FOLLOWING AN INTRODUCTION ON GENERAL CARBOHYDRATE NOMENCLATURE, this chapter provides an overview of the structure and chemistry of monosaccharides, focusing on their stereochemical features. The generation of complex carbohydrate structures from their monosaccharide constituents is described, pointing to the importance of the glycosidic linkage, including its position and configuration (anomericity). The final section of the chapter introduces CarbBank, a computer program that facilitates the search of the CCSD, a database of carbohydrate sequences.

Nomenclature

Suggested as a name more than 100 years ago without knowledge of detailed structure, carbohydrate is not an exact term. It applies to a very large number of materials and includes a wide spectrum of chemical structures. Originally referring to those naturally occurring substances that have a composition according to the formula (C•H₂O)_n, the meaning of the term carbohydrate today is far more general than “carbon•hydrates” and includes any substance that satisfies this criterion and many derived substances.

In general, carbohydrates contain a number of monosaccharides linked together as oligomers or polymers. The latter are referred to as oligosaccharides, polysaccharides, or, more generically, saccharides, sugar chains, or glycans. The term saccharide (derived from the Greek sakchar, meaning sugar or sweetness) is related to the characteristic taste of many of the mono- and disaccharides. Monosaccharides are the major, but not the only, components of glycans. The relationship of monosaccharides to complex carbohydrates is similar to the relationship between amino acids and proteins or between nucleotides and nucleic acids. The monosaccharide residues within complex carbohydrates may contain noncarbohydrate moieties, such as phosphate and sulfate groups.

The term glycoconjugate is often used to describe any macromolecule that contains a (mono)saccharide covalently linked to another building block of nature, such as an amino acid (peptide) or a lipid. Complex carbohydrates occur in such glycoconjugates as glycoproteins, glycolipids, and proteoglycans. The prefix glyco- or the suffix -saccharide or -glycan in those terms indicates the presence of monosaccharide constituents. Thus, the major classes of biological macromolecules may be designated as nucleic acids, proteins, (complex) carbohydrates (including glycoconjugates), and lipids.

The designation “complex” is an even less exact term than carbohydrate. A carbohydrate is often termed complex if it contains more than one type of monosaccharide building unit. Thus, the glucose-polymer cellulose would be a “simple” carbohydrate, whereas a galactomannan polysaccharide is an example of a complex carbohydrate. (However, so-called simple glycans, such as cellulose and starch, may have very complex molecular structures in three dimensions.) In the description of glycoprotein N-glycans (see Chapter 7), complex is used more specifically as a synonym for N-acetyllactosamine-containing chains, implying that high-mannose chains are characterized by a simpler monosaccharide composition. Finally, the term complex carbohydrates includes glycoconjugates, whereas the term carbohydrates per se would not. Additional nomenclature issues will be covered in the various sections of this chapter. For more detailed information on the topics covered in this chapter, see References 1–6.

WORK ORDER 1: In the carbohydrate nomenclature excerpt, rewrite the part that begins with "The term glycoconjugate" and ends after "glycoconjugates), and lipids.", changing "building block" to "structural unit".
WORK ORDER 2: Carry on writing the carbohydrate nomenclature excerpt from the point where it stops.

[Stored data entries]
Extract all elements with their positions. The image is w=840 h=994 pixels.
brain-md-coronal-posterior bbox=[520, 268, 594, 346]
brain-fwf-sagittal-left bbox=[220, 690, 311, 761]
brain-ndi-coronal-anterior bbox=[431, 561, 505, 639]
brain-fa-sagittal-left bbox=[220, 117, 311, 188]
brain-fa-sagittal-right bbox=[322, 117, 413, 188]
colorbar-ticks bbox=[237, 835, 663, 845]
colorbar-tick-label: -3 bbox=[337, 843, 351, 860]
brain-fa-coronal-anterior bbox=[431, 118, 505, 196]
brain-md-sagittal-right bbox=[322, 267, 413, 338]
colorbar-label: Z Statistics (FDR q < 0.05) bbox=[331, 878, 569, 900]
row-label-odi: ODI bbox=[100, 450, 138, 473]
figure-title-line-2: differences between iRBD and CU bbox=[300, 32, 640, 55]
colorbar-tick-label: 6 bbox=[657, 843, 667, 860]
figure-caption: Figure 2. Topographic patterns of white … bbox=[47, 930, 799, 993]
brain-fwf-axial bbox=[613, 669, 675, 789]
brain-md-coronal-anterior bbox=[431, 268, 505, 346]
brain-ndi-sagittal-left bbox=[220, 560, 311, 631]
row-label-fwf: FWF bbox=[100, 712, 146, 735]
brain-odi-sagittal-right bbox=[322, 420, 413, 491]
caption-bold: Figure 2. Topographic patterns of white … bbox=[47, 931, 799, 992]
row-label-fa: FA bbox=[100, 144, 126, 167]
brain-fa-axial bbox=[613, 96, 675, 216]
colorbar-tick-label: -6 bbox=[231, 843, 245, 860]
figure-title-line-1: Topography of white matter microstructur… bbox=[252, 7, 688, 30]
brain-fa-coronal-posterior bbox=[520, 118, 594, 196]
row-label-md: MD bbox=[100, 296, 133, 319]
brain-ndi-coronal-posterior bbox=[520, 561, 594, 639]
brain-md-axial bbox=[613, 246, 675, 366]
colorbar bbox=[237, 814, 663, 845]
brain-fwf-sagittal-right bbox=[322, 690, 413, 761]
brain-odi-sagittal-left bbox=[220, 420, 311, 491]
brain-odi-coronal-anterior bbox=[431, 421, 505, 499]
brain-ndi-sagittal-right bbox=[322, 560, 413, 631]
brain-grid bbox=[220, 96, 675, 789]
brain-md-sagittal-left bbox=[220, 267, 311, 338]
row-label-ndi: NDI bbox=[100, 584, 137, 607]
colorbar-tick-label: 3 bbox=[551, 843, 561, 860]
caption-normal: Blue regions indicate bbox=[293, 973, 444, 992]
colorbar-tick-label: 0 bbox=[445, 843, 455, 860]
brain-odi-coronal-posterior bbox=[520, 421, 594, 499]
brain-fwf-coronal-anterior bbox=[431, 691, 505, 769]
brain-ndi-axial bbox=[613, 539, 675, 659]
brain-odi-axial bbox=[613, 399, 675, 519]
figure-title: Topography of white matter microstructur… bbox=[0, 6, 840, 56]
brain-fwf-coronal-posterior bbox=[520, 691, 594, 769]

WRITTEN REPLY 1:
The term glycoconjugate is often used to describe any macromolecule that contains a (mono)saccharide covalently linked to another structural unit of nature, such as an amino acid (peptide) or a lipid. Complex carbohydrates occur in such glycoconjugates as glycoproteins, glycolipids, and proteoglycans. The prefix glyco- or the suffix -saccharide or -glycan in those terms indicates the presence of monosaccharide constituents. Thus, the major classes of biological macromolecules may be designated as nucleic acids, proteins, (complex) carbohydrates (including glycoconjugates), and lipids.

WRITTEN REPLY 2:
Monosaccharides: Basic Structures and Stereoisomerism

Our understanding of carbohydrate structure has its origins in the latter part of the nineteenth century with the pioneering studies of Emil Fischer, who was the first to establish the structure of several of the monosaccharides. From a chemical standpoint, monosaccharides can be described as polyhydroxy aldehydes, polyhydroxy ketones, and derivatives thereof. All simple monosaccharides have the general empirical formula (CH₂O)_n, where n is an integer number ranging from 3 to 9. Regardless of the number of carbon atoms, all monosaccharides can be grouped into one of two general classes: aldoses or ketoses. (The -ose ending is characteristic in carbohydrate nomenclature.) Aldoses contain a functional aldehyde group (–CH=O), whereas ketoses contain a functional ketone group (C=O). Subclasses are then distinguished based on the number of carbon atoms according to the following terms: aldotriose, ketotriose, aldotetrose, ketotetrose, and so on.

Glyceraldehyde is the simplest aldose and dihydroxy acetone is the simplest ketose (Figure 2.1.a), and each can be conceived of as the parent compound of higher (CHOH) homologs in their class. The structures of glyceraldehyde and dihydroxy acetone are also distinct in that glyceraldehyde contains an asymmetric (chiral) carbon atom (Figure 2.1.b), whereas dihydroxy acetone does not. With the exception of dihydroxy acetone, all monosaccharides have at least one asymmetric center, the total number being equal to the number of internal (CHOH) groups (n – 2 for aldoses, n – 3 for ketoses with n carbon atoms). The number of stereoisomers corresponds to 2^k, where k equals the number of asymmetric carbons. For example, an aldohexose with the general formula C₆H₁₂O₆ and four asymmetric carbons, i.e., four (CHOH) groups, can exist in any one of 16 possible isomeric forms. Eight of these are d forms, and the other eight are l forms.

Figure 2.1

(a) Structures of glyceraldehyde and dihydroxy acetone in Fischer projection; (b) d- and l-glyceraldehyde in quasi three-dimensional representation. The chiral nature of the central carbon in glyceraldehyde gives rise to two possible configurations of (more...)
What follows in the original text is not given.